§ **Aim of the task**
State only the number of lines that include "labels".

§ **Entries from a dataset**
###
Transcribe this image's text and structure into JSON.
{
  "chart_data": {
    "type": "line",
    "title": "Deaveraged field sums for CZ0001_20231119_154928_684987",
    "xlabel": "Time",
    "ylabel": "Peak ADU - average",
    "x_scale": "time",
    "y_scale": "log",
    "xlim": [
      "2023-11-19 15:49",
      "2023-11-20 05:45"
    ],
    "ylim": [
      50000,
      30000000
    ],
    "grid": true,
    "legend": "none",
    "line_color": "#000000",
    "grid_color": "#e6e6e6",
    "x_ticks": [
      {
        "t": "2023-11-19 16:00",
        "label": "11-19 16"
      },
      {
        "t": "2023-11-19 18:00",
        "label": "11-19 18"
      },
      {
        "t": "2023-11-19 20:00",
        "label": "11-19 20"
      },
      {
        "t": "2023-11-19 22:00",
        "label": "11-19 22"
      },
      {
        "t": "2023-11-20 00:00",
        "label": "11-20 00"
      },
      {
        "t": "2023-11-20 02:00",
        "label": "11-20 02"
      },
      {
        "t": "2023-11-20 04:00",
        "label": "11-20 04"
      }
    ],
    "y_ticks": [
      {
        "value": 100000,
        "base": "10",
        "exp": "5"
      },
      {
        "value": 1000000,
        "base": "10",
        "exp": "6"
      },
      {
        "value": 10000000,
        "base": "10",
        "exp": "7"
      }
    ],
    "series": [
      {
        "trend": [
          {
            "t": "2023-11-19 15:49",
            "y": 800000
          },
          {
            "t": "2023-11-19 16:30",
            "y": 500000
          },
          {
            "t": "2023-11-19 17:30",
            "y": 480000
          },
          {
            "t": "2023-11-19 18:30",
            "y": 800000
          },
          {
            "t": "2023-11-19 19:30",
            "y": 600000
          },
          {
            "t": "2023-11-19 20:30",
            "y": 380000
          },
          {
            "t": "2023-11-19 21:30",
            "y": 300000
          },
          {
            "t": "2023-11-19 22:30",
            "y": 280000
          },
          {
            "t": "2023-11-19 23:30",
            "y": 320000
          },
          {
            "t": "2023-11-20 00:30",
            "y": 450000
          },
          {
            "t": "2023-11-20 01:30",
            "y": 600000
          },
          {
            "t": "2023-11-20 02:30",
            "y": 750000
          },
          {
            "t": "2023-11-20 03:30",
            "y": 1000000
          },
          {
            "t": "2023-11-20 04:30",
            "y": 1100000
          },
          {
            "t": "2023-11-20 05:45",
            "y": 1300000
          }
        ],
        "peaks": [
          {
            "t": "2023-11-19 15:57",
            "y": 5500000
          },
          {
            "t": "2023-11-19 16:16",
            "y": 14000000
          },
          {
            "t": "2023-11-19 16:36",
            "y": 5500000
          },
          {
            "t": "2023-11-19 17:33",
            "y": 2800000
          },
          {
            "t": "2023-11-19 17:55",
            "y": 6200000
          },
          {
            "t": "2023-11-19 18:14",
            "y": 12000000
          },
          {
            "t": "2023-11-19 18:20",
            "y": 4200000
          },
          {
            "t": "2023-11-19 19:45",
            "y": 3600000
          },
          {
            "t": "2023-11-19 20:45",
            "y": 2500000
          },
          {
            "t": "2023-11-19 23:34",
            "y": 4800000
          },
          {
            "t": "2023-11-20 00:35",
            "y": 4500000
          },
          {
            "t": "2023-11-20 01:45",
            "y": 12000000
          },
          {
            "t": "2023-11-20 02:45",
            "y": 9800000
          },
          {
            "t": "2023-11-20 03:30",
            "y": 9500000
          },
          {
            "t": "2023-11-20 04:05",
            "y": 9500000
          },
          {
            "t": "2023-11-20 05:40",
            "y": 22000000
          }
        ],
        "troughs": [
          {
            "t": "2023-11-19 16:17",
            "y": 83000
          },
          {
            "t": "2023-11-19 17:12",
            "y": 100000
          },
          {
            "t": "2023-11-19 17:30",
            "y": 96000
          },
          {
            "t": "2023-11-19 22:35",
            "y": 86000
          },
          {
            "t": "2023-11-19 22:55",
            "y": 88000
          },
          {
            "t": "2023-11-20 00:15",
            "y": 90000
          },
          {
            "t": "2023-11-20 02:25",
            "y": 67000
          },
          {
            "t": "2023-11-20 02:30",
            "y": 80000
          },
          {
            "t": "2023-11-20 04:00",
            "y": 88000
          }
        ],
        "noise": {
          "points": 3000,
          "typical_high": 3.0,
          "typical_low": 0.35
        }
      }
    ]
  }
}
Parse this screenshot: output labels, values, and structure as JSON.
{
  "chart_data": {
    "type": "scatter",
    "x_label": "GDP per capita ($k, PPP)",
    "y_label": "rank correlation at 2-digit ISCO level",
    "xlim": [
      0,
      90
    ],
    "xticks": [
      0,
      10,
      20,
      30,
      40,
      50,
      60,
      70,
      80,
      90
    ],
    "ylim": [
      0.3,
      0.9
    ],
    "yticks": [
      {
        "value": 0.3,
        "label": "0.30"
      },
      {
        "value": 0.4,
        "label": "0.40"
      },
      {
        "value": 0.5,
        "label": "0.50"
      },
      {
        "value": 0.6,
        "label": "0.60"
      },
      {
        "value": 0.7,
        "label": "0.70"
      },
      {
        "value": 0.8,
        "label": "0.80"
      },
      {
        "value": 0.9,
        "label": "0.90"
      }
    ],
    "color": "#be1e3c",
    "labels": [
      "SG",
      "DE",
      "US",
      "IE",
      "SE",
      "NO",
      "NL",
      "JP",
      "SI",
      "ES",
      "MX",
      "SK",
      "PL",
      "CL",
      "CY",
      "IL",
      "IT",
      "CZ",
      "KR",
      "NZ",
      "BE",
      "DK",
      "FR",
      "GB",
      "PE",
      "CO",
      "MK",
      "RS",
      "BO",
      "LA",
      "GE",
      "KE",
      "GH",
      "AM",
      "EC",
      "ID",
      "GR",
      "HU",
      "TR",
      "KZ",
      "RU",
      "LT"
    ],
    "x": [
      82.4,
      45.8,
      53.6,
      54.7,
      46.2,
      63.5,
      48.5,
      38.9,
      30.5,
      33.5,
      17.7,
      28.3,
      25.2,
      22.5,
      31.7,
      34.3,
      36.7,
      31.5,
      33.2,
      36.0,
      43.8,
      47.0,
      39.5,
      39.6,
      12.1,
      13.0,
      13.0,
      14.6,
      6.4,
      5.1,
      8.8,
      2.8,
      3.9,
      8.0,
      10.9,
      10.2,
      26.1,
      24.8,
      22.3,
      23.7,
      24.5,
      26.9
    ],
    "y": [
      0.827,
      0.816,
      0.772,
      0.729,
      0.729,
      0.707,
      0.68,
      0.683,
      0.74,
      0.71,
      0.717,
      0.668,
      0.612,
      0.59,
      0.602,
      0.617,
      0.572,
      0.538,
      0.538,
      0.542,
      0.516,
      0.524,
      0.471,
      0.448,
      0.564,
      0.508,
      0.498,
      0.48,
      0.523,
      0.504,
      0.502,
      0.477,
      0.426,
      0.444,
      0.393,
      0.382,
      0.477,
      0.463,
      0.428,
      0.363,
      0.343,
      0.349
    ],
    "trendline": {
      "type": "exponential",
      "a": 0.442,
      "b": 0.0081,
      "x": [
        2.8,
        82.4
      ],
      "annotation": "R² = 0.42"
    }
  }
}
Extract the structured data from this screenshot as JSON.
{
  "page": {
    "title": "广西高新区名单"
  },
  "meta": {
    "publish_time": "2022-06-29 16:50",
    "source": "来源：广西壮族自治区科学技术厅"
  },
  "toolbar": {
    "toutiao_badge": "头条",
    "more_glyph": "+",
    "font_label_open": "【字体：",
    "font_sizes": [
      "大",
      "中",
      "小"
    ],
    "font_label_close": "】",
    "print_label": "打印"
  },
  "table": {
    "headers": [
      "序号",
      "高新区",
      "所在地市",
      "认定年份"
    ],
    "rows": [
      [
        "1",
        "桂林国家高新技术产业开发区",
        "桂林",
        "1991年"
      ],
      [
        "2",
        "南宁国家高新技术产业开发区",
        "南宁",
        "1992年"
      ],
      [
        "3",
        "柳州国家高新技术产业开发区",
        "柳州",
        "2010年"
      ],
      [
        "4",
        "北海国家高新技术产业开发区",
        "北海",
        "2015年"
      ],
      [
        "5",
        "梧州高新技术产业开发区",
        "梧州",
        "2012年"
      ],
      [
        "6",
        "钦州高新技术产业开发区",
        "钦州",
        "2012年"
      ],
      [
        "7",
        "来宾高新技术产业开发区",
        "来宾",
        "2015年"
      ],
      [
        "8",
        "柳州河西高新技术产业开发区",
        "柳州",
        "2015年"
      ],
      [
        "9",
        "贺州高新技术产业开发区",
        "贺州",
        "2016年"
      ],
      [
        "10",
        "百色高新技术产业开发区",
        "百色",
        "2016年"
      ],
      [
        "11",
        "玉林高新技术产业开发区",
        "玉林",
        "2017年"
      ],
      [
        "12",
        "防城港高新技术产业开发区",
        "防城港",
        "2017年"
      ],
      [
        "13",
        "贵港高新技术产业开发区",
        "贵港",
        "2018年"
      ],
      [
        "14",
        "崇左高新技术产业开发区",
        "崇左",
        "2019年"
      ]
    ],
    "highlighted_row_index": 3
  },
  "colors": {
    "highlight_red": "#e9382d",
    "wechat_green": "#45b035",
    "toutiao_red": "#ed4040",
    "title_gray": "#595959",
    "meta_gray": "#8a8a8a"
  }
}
###
§ **Output below**
2